В начале 1873 года Петра Никитича выслали в материнское имение Сивцево, откуда он благополучно бежал за границу. В Париже он получил статус политического эмигранта. Некоторое время сотрудничал в журнале «Вперед», затем, разойдясь с его редактором Лавровым во взглядах на задачи революционной партии, стал издавать в Женеве свой журнал «Набат». Впоследствии «Набат» превратился в газету, выходившую до 1881 года. Под разными псевдонимами Ткачев продолжал печататься в русской легальной печати. Публиковались его статьи по истории, праву, философии, социологии, экономике, педагогике. Статьи печатались главным образом в журнале «Дело».
К сожалению, жизненный путь этого выдающегося представителя русских революционных демократов не был долгим. 4 января 1885 года в одной из французских клиник 41-летний Ткачев скончался от прогрессирующего паралича мозга, всеми забытый. В Париже у него остался сын от тоже рано умершей его второй жены-француженки. Маленький Пьер Ткачев воспитывался в семье брата жены, рабочего инструментального цеха, и внешне был очень похож на отца. Он не знал русского языка и был уже истинным французом.
К. И. Чуковский писал о Ткачеве как об «одном из самых ярых максималистов народничества, какие когда-либо существовали в России. Его недаром звали якобинцем: ради того, чтобы революция могла произойти сейчас, а не завтра, он предлагал простое и радикальное средство: срубить головы всем без исключения жителям Российской империи старше двадцати пяти лет». Правда, к этому «отрубанию голов» Ткачев призывал в 18-летнем возрасте, находясь в заключении в Петропавловской крепости. Позднее он отказался от подобных призывов, сочтя их слишком радикальными. «Самым свирепым фанатиком» называл его Чуковский, читая «грозные статьи в легальной и нелегальной печати».
+ + + + + + +
- [ЗАДАНИЯ ДЛЯ РАБОТЫ]
**a.** Отредактируйте часть текста о Ткачеве от «К сожалению, жизненный» до «уже истинным французом.»: замените «инструментального» на «механического».
**b.** Определите, пожалуйста, согласуются ли с текстом о Ткачеве утверждения: (i) Ткачев умер в возрасте 41 года; (ii) сын Ткачева знал русский язык; (iii) газета «Набат» выходила до 1885 года. Ответьте «да» или «нет» и приведите решающие слова текста.
**c.** Перечислите все области, по которым, согласно тексту о Ткачеве, публиковались его статьи.
Записи никак не связаны с текстом о Ткачеве.

- [ПРЕДОСТАВЛЕННЫЕ ЗАПИСИ]
+ + + + + + +
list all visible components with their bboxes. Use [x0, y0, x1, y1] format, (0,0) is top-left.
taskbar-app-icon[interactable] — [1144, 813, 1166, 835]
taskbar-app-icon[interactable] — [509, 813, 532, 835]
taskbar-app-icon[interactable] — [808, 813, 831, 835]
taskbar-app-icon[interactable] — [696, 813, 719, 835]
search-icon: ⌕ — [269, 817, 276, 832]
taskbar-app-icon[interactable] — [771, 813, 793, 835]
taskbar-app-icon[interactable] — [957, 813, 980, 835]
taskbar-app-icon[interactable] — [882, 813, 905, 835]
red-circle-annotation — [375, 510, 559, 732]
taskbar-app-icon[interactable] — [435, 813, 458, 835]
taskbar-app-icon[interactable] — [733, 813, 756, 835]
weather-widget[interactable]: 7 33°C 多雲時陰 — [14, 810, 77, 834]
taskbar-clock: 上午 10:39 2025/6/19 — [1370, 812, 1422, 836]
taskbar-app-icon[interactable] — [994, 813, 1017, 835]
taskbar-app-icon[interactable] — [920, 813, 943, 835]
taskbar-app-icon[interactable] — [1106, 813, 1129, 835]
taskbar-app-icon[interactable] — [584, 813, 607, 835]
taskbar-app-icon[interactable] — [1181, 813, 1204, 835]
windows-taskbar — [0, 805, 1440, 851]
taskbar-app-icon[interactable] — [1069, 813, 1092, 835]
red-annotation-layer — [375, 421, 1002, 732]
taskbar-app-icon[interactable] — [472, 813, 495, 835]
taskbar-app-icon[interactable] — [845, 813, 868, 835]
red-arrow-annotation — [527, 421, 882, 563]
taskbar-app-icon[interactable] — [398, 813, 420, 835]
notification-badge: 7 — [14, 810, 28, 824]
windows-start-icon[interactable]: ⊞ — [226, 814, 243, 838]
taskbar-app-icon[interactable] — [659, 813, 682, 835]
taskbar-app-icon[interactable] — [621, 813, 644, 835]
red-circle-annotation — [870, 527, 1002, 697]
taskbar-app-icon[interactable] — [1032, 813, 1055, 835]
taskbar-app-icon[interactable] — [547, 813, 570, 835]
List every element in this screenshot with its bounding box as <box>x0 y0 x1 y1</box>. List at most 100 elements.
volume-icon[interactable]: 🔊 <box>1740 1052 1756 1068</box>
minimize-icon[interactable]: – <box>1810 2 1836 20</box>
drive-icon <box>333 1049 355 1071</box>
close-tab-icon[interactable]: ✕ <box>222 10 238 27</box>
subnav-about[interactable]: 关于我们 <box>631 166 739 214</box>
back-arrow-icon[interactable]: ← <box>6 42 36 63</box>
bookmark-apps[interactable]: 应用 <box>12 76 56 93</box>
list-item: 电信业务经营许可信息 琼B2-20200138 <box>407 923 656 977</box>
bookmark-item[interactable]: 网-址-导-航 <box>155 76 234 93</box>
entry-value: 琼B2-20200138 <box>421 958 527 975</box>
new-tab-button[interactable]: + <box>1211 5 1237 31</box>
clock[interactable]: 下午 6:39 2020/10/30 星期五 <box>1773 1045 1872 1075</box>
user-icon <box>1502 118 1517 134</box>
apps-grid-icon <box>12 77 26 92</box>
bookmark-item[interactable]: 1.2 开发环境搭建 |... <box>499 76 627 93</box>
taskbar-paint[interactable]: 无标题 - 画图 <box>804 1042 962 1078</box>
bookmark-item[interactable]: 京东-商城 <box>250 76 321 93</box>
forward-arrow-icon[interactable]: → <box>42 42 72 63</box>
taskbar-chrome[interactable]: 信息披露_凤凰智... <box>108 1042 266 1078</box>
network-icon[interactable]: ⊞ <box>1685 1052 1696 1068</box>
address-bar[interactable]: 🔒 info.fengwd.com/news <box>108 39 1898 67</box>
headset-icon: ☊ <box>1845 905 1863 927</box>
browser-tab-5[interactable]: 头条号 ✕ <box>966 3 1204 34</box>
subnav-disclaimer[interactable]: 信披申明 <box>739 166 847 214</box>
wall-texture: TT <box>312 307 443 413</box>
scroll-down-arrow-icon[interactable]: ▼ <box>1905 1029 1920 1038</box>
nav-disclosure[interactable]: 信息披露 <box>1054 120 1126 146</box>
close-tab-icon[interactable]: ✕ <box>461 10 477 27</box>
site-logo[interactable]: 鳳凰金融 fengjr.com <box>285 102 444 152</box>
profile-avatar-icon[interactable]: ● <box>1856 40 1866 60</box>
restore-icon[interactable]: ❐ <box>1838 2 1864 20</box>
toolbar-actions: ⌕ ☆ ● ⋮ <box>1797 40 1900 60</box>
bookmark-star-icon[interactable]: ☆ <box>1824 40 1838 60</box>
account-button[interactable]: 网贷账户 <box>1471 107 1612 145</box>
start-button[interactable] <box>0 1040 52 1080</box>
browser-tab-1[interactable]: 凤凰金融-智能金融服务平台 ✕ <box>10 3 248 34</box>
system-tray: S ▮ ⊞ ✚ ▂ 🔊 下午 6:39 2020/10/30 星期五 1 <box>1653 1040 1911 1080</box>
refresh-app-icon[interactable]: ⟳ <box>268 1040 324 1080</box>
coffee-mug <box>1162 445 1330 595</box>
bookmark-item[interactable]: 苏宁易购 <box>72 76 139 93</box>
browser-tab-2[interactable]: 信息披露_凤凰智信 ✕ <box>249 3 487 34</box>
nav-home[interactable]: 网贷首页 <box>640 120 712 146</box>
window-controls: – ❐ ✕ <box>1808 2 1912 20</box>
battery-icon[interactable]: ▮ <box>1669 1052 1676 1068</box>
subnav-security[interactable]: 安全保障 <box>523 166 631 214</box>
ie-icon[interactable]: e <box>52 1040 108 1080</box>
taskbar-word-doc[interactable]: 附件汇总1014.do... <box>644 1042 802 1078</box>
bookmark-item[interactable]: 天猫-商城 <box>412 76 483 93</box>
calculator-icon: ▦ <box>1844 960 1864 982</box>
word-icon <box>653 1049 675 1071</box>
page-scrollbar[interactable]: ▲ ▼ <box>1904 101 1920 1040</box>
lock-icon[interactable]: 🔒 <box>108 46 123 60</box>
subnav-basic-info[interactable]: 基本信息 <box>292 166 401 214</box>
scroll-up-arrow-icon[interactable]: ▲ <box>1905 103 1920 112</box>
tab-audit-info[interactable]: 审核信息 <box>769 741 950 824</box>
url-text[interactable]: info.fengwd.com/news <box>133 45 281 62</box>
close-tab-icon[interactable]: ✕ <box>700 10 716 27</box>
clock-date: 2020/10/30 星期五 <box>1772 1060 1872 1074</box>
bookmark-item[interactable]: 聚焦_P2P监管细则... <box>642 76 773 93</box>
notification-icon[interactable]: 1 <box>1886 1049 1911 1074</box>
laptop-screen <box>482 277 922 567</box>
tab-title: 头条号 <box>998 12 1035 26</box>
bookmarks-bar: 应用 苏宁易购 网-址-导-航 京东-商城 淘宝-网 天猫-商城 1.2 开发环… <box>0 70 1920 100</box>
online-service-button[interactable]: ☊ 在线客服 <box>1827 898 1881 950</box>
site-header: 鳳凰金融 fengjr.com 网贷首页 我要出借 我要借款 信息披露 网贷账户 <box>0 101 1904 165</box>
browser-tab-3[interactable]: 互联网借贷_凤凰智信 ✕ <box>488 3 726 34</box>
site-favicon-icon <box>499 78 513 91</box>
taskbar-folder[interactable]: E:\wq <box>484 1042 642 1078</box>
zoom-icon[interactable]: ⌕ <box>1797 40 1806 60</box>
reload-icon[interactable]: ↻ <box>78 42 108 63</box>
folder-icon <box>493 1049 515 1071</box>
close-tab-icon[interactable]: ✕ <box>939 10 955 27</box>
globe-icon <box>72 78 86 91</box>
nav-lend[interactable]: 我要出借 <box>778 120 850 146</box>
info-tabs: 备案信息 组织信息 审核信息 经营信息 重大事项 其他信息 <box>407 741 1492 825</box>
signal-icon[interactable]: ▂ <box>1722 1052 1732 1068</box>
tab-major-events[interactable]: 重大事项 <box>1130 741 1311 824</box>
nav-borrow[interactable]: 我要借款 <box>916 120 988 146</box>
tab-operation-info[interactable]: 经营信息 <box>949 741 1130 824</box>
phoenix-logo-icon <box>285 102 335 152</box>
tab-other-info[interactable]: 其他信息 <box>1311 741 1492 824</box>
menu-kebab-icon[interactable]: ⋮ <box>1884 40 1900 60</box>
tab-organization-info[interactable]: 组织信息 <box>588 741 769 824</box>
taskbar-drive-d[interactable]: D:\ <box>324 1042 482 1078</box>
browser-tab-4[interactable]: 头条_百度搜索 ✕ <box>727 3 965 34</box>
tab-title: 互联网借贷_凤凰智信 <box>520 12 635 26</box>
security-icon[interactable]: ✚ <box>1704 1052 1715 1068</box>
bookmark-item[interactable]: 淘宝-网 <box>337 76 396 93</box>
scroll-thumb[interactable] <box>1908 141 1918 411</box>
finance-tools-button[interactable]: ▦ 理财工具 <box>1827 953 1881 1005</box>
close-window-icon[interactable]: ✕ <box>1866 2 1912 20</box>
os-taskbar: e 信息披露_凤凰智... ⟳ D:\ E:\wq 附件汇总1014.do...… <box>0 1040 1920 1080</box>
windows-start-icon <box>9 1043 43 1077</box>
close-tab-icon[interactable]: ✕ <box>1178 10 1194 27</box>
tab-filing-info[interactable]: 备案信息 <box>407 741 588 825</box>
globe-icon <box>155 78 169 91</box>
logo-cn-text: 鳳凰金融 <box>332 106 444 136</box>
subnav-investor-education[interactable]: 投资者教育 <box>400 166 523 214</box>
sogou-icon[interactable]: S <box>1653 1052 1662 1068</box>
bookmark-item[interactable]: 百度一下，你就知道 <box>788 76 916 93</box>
+ + + + + + +
- [ОТВЕТЫ К ЗАДАНИЯМ]
**a.**
К сожалению, жизненный путь этого выдающегося представителя русских революционных демократов не был долгим. 4 января 1885 года в одной из французских клиник 41-летний Ткачев скончался от прогрессирующего паралича мозга, всеми забытый. В Париже у него остался сын от тоже рано умершей его второй жены-француженки. Маленький Пьер Ткачев воспитывался в семье брата жены, рабочего механического цеха, и внешне был очень похож на отца. Он не знал русского языка и был уже истинным французом.

**b.**
(i) Да: «41-летний Ткачев скончался».
(ii) Нет: «Он не знал русского языка».
(iii) Нет: «выходившую до 1881 года».

**c.** История, право, философия, социология, экономика, педагогика.